_Task details_. Return the lines that run from the line containing "Convert this chart" through the end of the entries, both ends included. Leave out all pictures.

== Material

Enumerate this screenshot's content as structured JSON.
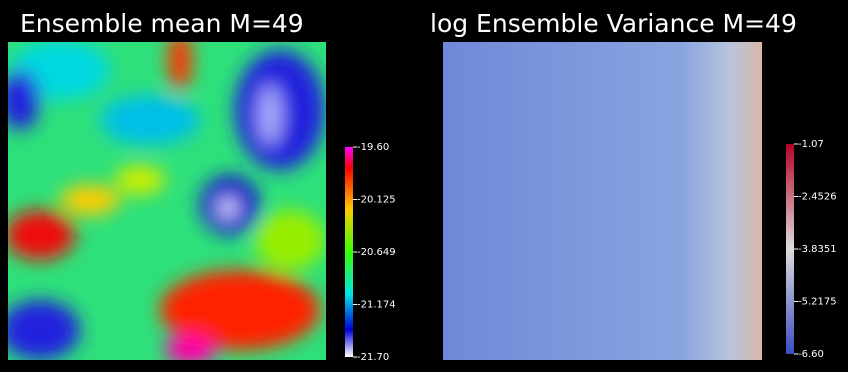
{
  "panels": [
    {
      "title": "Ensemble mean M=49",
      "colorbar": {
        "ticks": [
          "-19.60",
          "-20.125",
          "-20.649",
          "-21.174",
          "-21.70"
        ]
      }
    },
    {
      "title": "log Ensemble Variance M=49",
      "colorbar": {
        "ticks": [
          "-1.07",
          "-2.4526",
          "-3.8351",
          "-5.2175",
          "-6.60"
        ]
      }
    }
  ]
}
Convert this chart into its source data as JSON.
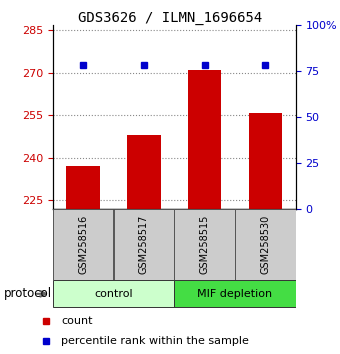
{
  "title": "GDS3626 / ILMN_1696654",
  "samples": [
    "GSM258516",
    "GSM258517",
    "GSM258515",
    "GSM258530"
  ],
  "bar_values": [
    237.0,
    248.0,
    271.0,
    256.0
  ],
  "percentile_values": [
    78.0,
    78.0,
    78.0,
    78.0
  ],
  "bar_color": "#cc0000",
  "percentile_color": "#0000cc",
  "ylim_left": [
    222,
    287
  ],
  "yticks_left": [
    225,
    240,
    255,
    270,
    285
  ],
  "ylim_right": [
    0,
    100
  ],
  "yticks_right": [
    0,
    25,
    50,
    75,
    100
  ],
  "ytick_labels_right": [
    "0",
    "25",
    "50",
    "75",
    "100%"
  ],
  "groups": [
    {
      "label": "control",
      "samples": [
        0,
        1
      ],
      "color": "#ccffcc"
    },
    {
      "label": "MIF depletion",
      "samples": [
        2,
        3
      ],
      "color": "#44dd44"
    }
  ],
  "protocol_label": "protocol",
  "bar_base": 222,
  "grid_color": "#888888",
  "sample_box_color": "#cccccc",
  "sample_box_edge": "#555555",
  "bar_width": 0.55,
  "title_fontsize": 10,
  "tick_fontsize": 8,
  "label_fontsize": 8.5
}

====

_Written answer_.
Convert this chart into its source data as JSON.
{
  "title": "GDS3626 / ILMN_1696654",
  "samples": [
    "GSM258516",
    "GSM258517",
    "GSM258515",
    "GSM258530"
  ],
  "bar_values": [
    237.0,
    248.0,
    271.0,
    256.0
  ],
  "percentile_values": [
    78.0,
    78.0,
    78.0,
    78.0
  ],
  "bar_color": "#cc0000",
  "percentile_color": "#0000cc",
  "ylim_left": [
    222,
    287
  ],
  "yticks_left": [
    225,
    240,
    255,
    270,
    285
  ],
  "ylim_right": [
    0,
    100
  ],
  "yticks_right": [
    0,
    25,
    50,
    75,
    100
  ],
  "ytick_labels_right": [
    "0",
    "25",
    "50",
    "75",
    "100%"
  ],
  "groups": [
    {
      "label": "control",
      "samples": [
        0,
        1
      ],
      "color": "#ccffcc"
    },
    {
      "label": "MIF depletion",
      "samples": [
        2,
        3
      ],
      "color": "#44dd44"
    }
  ],
  "protocol_label": "protocol",
  "bar_base": 222,
  "grid_color": "#888888",
  "sample_box_color": "#cccccc",
  "sample_box_edge": "#555555",
  "bar_width": 0.55,
  "title_fontsize": 10,
  "tick_fontsize": 8,
  "label_fontsize": 8.5
}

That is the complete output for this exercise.